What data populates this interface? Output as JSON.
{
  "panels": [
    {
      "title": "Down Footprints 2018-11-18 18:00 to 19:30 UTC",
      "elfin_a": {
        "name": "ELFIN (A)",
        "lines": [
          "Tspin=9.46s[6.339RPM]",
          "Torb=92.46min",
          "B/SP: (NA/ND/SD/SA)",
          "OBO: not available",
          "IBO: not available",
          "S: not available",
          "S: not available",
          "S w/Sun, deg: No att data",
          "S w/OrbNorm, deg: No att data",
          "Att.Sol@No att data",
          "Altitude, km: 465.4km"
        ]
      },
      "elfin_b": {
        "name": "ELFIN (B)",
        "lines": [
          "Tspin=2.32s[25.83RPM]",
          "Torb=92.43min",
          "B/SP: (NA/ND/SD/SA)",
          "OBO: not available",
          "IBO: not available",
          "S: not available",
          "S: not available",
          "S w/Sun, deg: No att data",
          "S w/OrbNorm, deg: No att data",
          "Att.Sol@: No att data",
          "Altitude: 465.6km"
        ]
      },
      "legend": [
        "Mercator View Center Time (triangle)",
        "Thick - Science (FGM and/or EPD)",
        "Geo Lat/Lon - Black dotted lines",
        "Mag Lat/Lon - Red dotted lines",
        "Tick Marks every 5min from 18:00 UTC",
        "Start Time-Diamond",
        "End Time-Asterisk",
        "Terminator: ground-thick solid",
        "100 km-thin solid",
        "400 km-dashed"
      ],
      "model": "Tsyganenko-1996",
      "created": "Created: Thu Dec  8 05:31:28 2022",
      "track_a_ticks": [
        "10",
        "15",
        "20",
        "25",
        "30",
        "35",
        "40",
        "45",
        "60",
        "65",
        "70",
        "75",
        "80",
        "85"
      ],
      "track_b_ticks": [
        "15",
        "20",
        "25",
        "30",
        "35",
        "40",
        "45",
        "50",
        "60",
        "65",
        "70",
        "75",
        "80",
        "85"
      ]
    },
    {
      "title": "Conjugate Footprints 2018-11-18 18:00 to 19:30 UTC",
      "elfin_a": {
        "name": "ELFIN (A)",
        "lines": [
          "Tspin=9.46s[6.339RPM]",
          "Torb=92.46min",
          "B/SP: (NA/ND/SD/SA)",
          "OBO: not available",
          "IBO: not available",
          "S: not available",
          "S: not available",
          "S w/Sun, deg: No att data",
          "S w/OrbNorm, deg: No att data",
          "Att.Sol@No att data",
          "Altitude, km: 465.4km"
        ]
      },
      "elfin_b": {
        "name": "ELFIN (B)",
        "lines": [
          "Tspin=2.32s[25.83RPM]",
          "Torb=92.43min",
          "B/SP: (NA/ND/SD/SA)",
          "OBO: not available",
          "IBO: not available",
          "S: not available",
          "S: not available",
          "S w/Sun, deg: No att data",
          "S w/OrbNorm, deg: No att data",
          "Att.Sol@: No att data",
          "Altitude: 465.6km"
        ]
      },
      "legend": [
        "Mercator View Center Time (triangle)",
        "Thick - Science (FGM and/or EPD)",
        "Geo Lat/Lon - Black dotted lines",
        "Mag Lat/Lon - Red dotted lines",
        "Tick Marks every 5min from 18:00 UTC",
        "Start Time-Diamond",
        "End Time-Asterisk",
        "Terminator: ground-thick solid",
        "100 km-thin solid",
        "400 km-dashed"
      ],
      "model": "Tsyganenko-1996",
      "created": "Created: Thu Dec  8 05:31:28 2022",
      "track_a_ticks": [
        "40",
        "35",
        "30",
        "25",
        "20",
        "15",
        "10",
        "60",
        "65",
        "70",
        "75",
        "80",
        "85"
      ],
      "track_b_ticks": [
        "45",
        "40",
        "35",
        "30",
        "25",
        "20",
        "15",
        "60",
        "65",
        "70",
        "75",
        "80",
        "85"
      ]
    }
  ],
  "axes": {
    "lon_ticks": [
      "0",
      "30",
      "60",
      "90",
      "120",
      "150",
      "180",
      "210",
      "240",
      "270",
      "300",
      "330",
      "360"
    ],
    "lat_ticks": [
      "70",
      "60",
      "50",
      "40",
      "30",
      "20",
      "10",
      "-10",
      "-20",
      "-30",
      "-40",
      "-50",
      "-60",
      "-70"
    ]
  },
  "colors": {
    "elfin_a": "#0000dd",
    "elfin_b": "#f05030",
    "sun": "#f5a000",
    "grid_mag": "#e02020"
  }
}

● **Given request**: Please output the entries above, every line exactly as it reads.

● **Solution for this problem**:
What data populates this interface? Output as JSON.
{
  "panels": [
    {
      "title": "Down Footprints 2018-11-18 18:00 to 19:30 UTC",
      "elfin_a": {
        "name": "ELFIN (A)",
        "lines": [
          "Tspin=9.46s[6.339RPM]",
          "Torb=92.46min",
          "B/SP: (NA/ND/SD/SA)",
          "OBO: not available",
          "IBO: not available",
          "S: not available",
          "S: not available",
          "S w/Sun, deg: No att data",
          "S w/OrbNorm, deg: No att data",
          "Att.Sol@No att data",
          "Altitude, km: 465.4km"
        ]
      },
      "elfin_b": {
        "name": "ELFIN (B)",
        "lines": [
          "Tspin=2.32s[25.83RPM]",
          "Torb=92.43min",
          "B/SP: (NA/ND/SD/SA)",
          "OBO: not available",
          "IBO: not available",
          "S: not available",
          "S: not available",
          "S w/Sun, deg: No att data",
          "S w/OrbNorm, deg: No att data",
          "Att.Sol@: No att data",
          "Altitude: 465.6km"
        ]
      },
      "legend": [
        "Mercator View Center Time (triangle)",
        "Thick - Science (FGM and/or EPD)",
        "Geo Lat/Lon - Black dotted lines",
        "Mag Lat/Lon - Red dotted lines",
        "Tick Marks every 5min from 18:00 UTC",
        "Start Time-Diamond",
        "End Time-Asterisk",
        "Terminator: ground-thick solid",
        "100 km-thin solid",
        "400 km-dashed"
      ],
      "model": "Tsyganenko-1996",
      "created": "Created: Thu Dec  8 05:31:28 2022",
      "track_a_ticks": [
        "10",
        "15",
        "20",
        "25",
        "30",
        "35",
        "40",
        "45",
        "60",
        "65",
        "70",
        "75",
        "80",
        "85"
      ],
      "track_b_ticks": [
        "15",
        "20",
        "25",
        "30",
        "35",
        "40",
        "45",
        "50",
        "60",
        "65",
        "70",
        "75",
        "80",
        "85"
      ]
    },
    {
      "title": "Conjugate Footprints 2018-11-18 18:00 to 19:30 UTC",
      "elfin_a": {
        "name": "ELFIN (A)",
        "lines": [
          "Tspin=9.46s[6.339RPM]",
          "Torb=92.46min",
          "B/SP: (NA/ND/SD/SA)",
          "OBO: not available",
          "IBO: not available",
          "S: not available",
          "S: not available",
          "S w/Sun, deg: No att data",
          "S w/OrbNorm, deg: No att data",
          "Att.Sol@No att data",
          "Altitude, km: 465.4km"
        ]
      },
      "elfin_b": {
        "name": "ELFIN (B)",
        "lines": [
          "Tspin=2.32s[25.83RPM]",
          "Torb=92.43min",
          "B/SP: (NA/ND/SD/SA)",
          "OBO: not available",
          "IBO: not available",
          "S: not available",
          "S: not available",
          "S w/Sun, deg: No att data",
          "S w/OrbNorm, deg: No att data",
          "Att.Sol@: No att data",
          "Altitude: 465.6km"
        ]
      },
      "legend": [
        "Mercator View Center Time (triangle)",
        "Thick - Science (FGM and/or EPD)",
        "Geo Lat/Lon - Black dotted lines",
        "Mag Lat/Lon - Red dotted lines",
        "Tick Marks every 5min from 18:00 UTC",
        "Start Time-Diamond",
        "End Time-Asterisk",
        "Terminator: ground-thick solid",
        "100 km-thin solid",
        "400 km-dashed"
      ],
      "model": "Tsyganenko-1996",
      "created": "Created: Thu Dec  8 05:31:28 2022",
      "track_a_ticks": [
        "40",
        "35",
        "30",
        "25",
        "20",
        "15",
        "10",
        "60",
        "65",
        "70",
        "75",
        "80",
        "85"
      ],
      "track_b_ticks": [
        "45",
        "40",
        "35",
        "30",
        "25",
        "20",
        "15",
        "60",
        "65",
        "70",
        "75",
        "80",
        "85"
      ]
    }
  ],
  "axes": {
    "lon_ticks": [
      "0",
      "30",
      "60",
      "90",
      "120",
      "150",
      "180",
      "210",
      "240",
      "270",
      "300",
      "330",
      "360"
    ],
    "lat_ticks": [
      "70",
      "60",
      "50",
      "40",
      "30",
      "20",
      "10",
      "-10",
      "-20",
      "-30",
      "-40",
      "-50",
      "-60",
      "-70"
    ]
  },
  "colors": {
    "elfin_a": "#0000dd",
    "elfin_b": "#f05030",
    "sun": "#f5a000",
    "grid_mag": "#e02020"
  }
}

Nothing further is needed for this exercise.